-- PROBLEM REQUIREMENTS --
Lift out each line of the data that holds "What".

Excerpt from a dataset
▼▼▼

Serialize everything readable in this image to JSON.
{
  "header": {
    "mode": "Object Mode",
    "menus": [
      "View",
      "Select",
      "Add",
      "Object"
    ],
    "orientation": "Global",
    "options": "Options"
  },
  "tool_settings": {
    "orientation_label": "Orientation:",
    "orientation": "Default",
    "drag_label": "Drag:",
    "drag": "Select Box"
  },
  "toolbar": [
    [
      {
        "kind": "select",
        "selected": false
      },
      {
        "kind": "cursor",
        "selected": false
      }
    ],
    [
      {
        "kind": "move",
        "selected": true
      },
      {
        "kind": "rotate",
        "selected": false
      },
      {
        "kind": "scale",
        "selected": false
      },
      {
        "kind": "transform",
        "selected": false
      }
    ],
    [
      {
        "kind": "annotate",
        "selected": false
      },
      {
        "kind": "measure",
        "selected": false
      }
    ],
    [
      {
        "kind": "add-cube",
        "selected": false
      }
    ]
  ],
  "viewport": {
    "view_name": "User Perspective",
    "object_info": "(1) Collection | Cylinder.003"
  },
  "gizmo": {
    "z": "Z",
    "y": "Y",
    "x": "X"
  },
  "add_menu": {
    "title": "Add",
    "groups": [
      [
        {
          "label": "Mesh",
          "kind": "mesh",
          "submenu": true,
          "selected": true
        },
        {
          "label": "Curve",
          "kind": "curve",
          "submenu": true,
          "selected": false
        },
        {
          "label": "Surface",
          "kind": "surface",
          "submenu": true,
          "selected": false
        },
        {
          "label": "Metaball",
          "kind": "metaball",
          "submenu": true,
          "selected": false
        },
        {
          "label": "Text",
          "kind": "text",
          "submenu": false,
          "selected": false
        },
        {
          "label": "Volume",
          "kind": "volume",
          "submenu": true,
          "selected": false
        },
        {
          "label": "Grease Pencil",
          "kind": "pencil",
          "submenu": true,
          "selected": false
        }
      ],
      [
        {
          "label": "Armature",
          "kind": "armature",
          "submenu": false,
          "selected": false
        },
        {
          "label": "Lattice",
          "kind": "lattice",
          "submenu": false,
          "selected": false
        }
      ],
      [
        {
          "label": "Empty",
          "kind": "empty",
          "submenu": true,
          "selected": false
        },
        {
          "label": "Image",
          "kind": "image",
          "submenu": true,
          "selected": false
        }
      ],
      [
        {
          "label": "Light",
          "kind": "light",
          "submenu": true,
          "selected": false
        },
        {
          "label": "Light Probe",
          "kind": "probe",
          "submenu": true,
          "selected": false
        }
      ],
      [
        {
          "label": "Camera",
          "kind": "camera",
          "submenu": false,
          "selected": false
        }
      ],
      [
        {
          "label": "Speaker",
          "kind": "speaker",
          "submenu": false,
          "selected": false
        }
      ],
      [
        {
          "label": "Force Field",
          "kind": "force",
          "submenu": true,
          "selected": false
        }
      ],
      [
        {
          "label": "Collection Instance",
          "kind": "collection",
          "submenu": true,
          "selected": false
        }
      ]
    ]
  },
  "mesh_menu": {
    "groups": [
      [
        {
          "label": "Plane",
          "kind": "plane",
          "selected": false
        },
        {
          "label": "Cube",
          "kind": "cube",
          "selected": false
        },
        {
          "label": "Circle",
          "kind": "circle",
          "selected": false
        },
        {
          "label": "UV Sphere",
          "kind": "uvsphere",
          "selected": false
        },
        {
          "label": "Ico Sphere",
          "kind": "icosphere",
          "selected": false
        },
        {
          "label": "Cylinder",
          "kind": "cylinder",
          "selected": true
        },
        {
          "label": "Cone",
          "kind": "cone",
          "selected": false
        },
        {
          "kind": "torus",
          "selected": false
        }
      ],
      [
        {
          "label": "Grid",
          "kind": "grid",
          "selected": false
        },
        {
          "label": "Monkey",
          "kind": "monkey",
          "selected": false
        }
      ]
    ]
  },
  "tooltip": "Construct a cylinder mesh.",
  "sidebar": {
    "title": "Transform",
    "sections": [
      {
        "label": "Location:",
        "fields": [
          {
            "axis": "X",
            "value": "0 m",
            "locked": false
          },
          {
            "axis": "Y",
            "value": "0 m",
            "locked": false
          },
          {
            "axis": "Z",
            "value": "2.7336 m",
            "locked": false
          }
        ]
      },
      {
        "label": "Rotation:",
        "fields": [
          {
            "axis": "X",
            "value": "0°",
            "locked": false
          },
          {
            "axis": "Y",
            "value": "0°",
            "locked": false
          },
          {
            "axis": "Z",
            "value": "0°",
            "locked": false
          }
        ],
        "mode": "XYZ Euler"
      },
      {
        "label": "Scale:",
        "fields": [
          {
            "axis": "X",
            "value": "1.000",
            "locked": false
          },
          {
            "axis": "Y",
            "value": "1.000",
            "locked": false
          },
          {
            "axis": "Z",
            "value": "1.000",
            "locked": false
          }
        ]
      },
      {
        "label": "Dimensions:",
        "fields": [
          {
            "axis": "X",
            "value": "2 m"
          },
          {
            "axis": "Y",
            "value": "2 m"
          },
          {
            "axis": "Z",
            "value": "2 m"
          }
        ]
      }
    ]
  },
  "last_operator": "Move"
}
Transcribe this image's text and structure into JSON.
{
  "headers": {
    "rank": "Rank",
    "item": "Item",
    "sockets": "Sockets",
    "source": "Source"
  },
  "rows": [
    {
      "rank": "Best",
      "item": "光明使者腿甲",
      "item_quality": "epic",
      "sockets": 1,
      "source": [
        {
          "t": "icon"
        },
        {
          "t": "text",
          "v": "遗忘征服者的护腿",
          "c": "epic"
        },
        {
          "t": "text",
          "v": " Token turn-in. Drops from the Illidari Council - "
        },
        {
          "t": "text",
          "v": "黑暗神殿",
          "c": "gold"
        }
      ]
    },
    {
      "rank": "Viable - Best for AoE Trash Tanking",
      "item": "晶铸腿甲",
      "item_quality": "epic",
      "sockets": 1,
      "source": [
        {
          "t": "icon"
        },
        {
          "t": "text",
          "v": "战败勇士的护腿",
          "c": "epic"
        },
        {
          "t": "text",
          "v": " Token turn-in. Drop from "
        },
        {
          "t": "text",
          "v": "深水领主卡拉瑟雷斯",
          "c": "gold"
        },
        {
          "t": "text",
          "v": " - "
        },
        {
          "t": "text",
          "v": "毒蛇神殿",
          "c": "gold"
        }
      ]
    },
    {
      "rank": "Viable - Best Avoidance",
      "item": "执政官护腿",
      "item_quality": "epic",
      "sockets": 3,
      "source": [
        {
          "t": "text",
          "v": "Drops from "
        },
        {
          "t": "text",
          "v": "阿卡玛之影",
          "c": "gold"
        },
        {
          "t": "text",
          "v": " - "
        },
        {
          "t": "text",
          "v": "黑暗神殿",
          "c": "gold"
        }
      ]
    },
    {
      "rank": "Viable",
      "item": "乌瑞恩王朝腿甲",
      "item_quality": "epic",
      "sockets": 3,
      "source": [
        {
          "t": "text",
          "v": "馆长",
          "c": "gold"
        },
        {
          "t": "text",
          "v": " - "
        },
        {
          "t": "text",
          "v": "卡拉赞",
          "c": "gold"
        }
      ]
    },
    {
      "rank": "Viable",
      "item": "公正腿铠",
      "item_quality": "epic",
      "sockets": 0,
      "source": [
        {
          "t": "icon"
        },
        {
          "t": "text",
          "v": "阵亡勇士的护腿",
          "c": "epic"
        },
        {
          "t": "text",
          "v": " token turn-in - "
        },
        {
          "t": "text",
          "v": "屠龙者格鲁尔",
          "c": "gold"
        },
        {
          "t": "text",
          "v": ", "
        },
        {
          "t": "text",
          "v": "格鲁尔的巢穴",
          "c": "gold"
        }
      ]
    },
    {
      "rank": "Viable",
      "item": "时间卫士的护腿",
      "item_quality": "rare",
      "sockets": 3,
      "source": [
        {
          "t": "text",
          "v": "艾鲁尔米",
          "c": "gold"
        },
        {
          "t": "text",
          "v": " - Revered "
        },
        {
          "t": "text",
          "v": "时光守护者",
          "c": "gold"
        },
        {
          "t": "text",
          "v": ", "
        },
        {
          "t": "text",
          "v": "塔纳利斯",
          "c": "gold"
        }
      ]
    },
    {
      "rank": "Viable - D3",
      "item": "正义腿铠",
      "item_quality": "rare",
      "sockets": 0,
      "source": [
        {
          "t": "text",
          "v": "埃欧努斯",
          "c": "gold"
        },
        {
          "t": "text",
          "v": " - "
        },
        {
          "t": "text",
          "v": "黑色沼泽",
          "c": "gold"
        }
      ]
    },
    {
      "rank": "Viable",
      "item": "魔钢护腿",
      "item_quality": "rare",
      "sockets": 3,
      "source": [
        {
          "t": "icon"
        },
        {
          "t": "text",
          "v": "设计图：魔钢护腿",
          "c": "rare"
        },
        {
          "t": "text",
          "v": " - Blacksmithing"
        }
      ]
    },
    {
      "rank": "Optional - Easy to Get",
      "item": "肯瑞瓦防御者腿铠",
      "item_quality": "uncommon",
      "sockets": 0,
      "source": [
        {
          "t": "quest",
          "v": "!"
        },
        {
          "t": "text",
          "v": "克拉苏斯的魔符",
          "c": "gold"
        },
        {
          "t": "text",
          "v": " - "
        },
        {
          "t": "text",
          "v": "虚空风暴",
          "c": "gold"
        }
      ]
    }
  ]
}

▲▲▲
▼▼▼

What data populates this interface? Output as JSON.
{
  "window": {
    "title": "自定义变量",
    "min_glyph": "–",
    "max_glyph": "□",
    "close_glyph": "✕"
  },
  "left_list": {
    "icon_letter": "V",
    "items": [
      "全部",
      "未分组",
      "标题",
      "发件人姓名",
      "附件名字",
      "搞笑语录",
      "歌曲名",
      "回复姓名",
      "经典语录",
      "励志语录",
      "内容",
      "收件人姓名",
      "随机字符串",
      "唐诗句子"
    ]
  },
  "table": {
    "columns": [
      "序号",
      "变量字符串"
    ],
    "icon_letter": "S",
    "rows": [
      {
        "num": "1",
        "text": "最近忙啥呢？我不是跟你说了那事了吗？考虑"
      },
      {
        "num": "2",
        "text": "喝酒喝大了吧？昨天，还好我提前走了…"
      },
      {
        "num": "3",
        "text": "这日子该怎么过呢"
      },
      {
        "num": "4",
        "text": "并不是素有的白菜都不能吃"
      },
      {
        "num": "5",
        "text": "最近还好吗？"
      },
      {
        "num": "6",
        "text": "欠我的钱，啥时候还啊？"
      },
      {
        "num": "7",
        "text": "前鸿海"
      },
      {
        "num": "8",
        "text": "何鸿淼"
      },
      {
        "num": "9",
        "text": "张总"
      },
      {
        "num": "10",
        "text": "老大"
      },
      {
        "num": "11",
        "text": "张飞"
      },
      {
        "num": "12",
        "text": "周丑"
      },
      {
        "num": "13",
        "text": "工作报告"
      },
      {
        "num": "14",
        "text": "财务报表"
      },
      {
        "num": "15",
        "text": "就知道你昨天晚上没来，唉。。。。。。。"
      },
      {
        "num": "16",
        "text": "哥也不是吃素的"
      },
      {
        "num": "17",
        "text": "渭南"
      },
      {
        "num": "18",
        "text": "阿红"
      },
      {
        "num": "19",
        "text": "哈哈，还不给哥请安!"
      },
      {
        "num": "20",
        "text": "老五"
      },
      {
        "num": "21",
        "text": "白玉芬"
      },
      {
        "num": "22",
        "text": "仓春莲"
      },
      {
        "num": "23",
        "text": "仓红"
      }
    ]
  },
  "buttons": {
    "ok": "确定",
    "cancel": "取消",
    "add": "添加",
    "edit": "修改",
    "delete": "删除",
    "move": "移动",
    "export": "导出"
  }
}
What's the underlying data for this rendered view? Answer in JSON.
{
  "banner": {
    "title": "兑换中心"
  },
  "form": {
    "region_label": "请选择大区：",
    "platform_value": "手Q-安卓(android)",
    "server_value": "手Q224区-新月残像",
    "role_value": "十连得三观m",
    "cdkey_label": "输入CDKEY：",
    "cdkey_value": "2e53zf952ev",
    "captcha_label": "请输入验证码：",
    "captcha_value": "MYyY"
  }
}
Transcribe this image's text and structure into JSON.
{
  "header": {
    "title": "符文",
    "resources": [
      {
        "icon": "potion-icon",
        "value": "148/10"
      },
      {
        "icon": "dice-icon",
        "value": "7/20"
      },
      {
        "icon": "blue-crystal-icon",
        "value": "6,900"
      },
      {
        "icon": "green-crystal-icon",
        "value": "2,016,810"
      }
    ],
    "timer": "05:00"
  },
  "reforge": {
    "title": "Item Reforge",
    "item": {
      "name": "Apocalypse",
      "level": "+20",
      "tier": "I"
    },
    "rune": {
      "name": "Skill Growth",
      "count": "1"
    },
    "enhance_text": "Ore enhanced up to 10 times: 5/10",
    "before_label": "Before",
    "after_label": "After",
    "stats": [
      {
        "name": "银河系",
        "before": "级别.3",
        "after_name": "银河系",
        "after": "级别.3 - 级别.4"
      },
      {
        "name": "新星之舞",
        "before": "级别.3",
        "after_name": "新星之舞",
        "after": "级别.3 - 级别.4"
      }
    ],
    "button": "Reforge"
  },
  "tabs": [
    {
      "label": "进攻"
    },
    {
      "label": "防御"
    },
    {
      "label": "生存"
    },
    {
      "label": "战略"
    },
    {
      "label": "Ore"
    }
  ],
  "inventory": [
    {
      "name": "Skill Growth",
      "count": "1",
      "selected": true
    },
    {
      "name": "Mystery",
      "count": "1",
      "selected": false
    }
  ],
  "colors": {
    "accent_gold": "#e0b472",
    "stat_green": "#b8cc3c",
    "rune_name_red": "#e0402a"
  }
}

▲▲▲
▼▼▼

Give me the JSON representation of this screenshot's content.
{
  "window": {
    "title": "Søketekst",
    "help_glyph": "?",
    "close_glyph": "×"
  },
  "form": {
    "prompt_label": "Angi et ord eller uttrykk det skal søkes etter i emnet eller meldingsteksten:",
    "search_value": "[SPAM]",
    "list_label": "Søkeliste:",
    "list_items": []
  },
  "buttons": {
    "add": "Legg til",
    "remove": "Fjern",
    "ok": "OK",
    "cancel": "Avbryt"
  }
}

▲▲▲

-- SOLUTION TO THIS EXERCISE --
What data populates this interface? Output as JSON.
What's the underlying data for this rendered view? Answer in JSON.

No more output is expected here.